__Exercise requirements__.
Reproduce each line exactly. Skip none.

Start

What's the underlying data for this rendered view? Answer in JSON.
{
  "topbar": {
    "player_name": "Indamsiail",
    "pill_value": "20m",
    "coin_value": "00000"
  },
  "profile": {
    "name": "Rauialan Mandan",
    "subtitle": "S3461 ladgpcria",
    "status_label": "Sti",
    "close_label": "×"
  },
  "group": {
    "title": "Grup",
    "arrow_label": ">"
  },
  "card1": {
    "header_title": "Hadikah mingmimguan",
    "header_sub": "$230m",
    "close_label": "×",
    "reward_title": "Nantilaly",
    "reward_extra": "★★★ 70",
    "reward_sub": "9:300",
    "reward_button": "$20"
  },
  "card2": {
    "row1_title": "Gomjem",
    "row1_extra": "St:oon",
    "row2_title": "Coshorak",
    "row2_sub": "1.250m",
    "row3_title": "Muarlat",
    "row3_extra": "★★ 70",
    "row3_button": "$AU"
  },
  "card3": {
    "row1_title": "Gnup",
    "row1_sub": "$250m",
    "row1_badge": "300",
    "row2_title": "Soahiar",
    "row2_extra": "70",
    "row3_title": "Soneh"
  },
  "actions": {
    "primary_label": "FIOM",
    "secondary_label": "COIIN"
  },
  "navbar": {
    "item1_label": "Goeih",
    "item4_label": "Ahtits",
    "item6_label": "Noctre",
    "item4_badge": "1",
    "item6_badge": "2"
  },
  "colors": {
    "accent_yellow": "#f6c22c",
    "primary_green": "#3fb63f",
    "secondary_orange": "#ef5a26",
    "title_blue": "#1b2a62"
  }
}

End

__Task output__.
What's the underlying data for this rendered view? Answer in JSON.
{
  "topbar": {
    "player_name": "Indamsiail",
    "pill_value": "20m",
    "coin_value": "00000"
  },
  "profile": {
    "name": "Rauialan Mandan",
    "subtitle": "S3461 ladgpcria",
    "status_label": "Sti",
    "close_label": "×"
  },
  "group": {
    "title": "Grup",
    "arrow_label": ">"
  },
  "card1": {
    "header_title": "Hadikah mingmimguan",
    "header_sub": "$230m",
    "close_label": "×",
    "reward_title": "Nantilaly",
    "reward_extra": "★★★ 70",
    "reward_sub": "9:300",
    "reward_button": "$20"
  },
  "card2": {
    "row1_title": "Gomjem",
    "row1_extra": "St:oon",
    "row2_title": "Coshorak",
    "row2_sub": "1.250m",
    "row3_title": "Muarlat",
    "row3_extra": "★★ 70",
    "row3_button": "$AU"
  },
  "card3": {
    "row1_title": "Gnup",
    "row1_sub": "$250m",
    "row1_badge": "300",
    "row2_title": "Soahiar",
    "row2_extra": "70",
    "row3_title": "Soneh"
  },
  "actions": {
    "primary_label": "FIOM",
    "secondary_label": "COIIN"
  },
  "navbar": {
    "item1_label": "Goeih",
    "item4_label": "Ahtits",
    "item6_label": "Noctre",
    "item4_badge": "1",
    "item6_badge": "2"
  },
  "colors": {
    "accent_yellow": "#f6c22c",
    "primary_green": "#3fb63f",
    "secondary_orange": "#ef5a26",
    "title_blue": "#1b2a62"
  }
}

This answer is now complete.